### AIM OF THE EXERCISE
Copy the records below exactly, omitting any pictures they contain.

### STORED RECORDS
****************************************

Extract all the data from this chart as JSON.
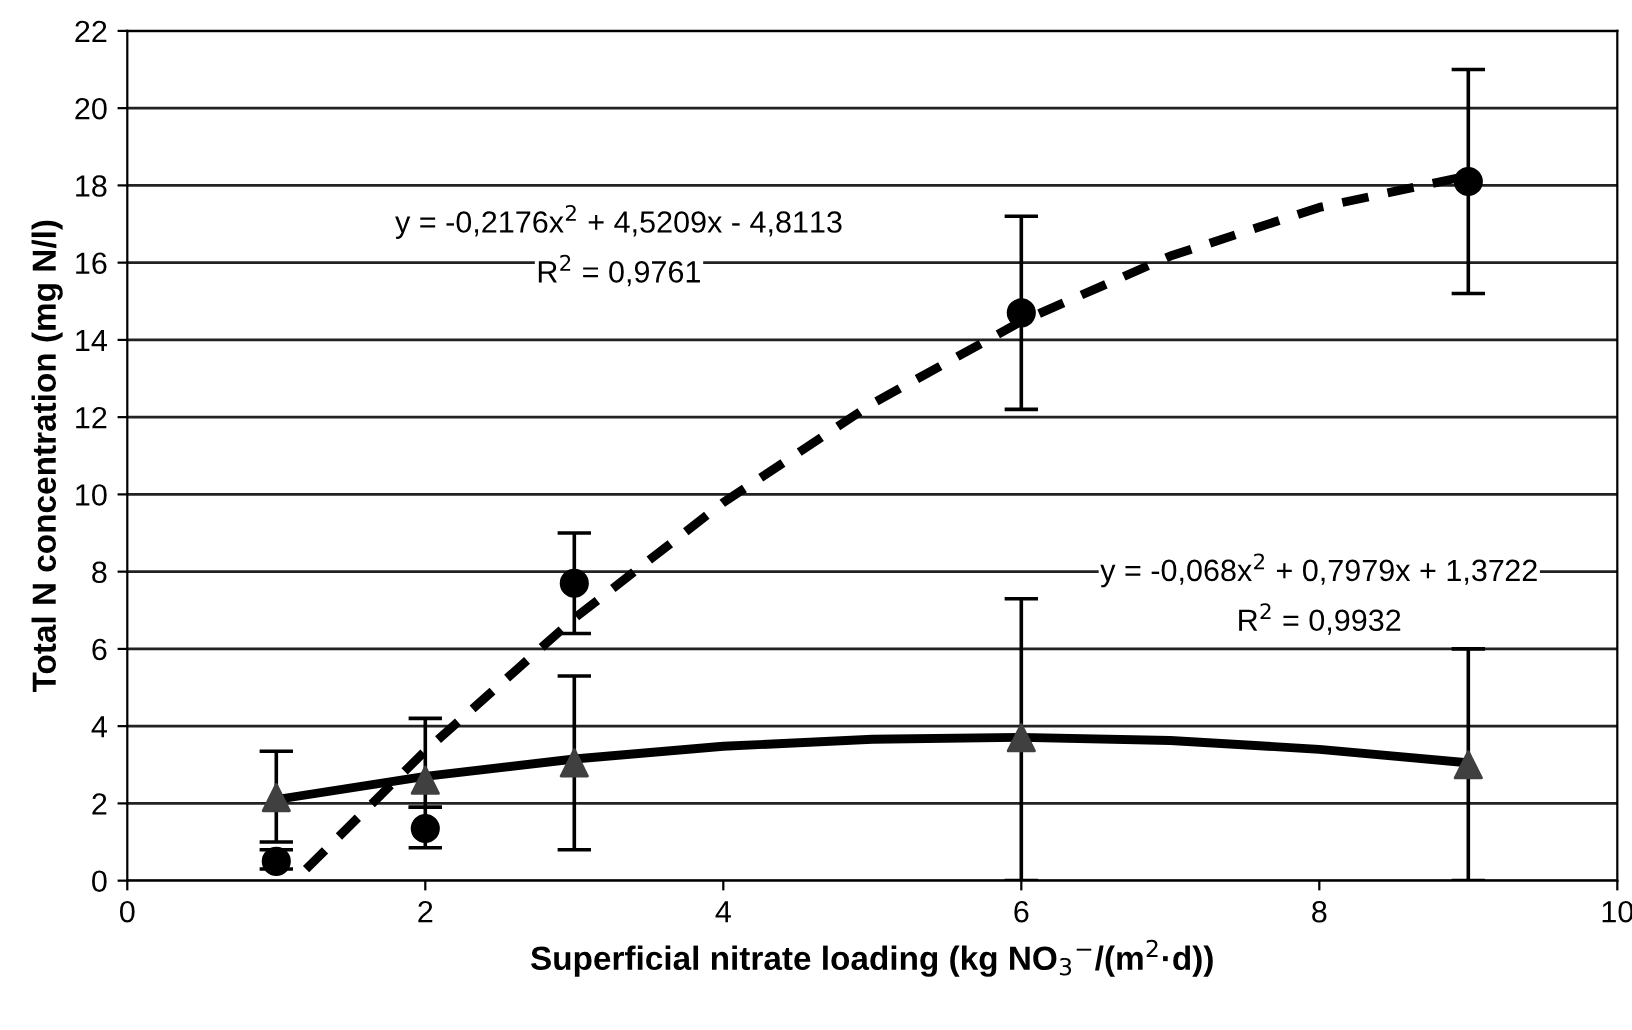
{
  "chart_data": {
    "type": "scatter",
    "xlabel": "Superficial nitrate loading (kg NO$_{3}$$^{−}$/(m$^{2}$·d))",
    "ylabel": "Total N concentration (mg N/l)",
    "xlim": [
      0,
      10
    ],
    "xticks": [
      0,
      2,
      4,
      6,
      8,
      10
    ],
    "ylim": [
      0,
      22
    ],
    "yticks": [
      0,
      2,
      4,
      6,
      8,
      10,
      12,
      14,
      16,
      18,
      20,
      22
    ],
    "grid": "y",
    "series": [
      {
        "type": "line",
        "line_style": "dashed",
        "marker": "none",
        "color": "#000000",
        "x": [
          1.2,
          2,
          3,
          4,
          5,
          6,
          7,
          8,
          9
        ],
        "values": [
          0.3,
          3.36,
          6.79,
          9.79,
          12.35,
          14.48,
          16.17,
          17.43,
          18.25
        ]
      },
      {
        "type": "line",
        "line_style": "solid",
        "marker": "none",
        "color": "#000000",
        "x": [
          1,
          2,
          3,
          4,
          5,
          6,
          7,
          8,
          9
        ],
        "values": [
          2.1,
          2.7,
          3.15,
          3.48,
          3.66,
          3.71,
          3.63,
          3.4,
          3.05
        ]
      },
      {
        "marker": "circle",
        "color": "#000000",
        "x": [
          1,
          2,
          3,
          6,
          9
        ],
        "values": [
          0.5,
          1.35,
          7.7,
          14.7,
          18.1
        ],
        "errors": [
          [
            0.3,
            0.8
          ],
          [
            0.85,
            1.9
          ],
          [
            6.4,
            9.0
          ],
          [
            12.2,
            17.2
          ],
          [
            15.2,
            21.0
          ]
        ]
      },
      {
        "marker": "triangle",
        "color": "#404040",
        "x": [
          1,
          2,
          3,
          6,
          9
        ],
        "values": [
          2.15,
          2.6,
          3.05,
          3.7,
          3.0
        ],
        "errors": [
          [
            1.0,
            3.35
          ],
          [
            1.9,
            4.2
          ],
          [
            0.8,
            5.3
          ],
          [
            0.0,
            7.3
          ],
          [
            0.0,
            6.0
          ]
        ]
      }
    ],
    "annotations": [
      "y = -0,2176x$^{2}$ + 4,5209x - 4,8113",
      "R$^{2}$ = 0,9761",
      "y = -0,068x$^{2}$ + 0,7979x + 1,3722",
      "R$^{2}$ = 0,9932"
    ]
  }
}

****************************************

### TASK SOLUTION
Extract all the data from this chart as JSON.
{
  "chart_data": {
    "type": "scatter",
    "xlabel": "Superficial nitrate loading (kg NO$_{3}$$^{−}$/(m$^{2}$·d))",
    "ylabel": "Total N concentration (mg N/l)",
    "xlim": [
      0,
      10
    ],
    "xticks": [
      0,
      2,
      4,
      6,
      8,
      10
    ],
    "ylim": [
      0,
      22
    ],
    "yticks": [
      0,
      2,
      4,
      6,
      8,
      10,
      12,
      14,
      16,
      18,
      20,
      22
    ],
    "grid": "y",
    "series": [
      {
        "type": "line",
        "line_style": "dashed",
        "marker": "none",
        "color": "#000000",
        "x": [
          1.2,
          2,
          3,
          4,
          5,
          6,
          7,
          8,
          9
        ],
        "values": [
          0.3,
          3.36,
          6.79,
          9.79,
          12.35,
          14.48,
          16.17,
          17.43,
          18.25
        ]
      },
      {
        "type": "line",
        "line_style": "solid",
        "marker": "none",
        "color": "#000000",
        "x": [
          1,
          2,
          3,
          4,
          5,
          6,
          7,
          8,
          9
        ],
        "values": [
          2.1,
          2.7,
          3.15,
          3.48,
          3.66,
          3.71,
          3.63,
          3.4,
          3.05
        ]
      },
      {
        "marker": "circle",
        "color": "#000000",
        "x": [
          1,
          2,
          3,
          6,
          9
        ],
        "values": [
          0.5,
          1.35,
          7.7,
          14.7,
          18.1
        ],
        "errors": [
          [
            0.3,
            0.8
          ],
          [
            0.85,
            1.9
          ],
          [
            6.4,
            9.0
          ],
          [
            12.2,
            17.2
          ],
          [
            15.2,
            21.0
          ]
        ]
      },
      {
        "marker": "triangle",
        "color": "#404040",
        "x": [
          1,
          2,
          3,
          6,
          9
        ],
        "values": [
          2.15,
          2.6,
          3.05,
          3.7,
          3.0
        ],
        "errors": [
          [
            1.0,
            3.35
          ],
          [
            1.9,
            4.2
          ],
          [
            0.8,
            5.3
          ],
          [
            0.0,
            7.3
          ],
          [
            0.0,
            6.0
          ]
        ]
      }
    ],
    "annotations": [
      "y = -0,2176x$^{2}$ + 4,5209x - 4,8113",
      "R$^{2}$ = 0,9761",
      "y = -0,068x$^{2}$ + 0,7979x + 1,3722",
      "R$^{2}$ = 0,9932"
    ]
  }
}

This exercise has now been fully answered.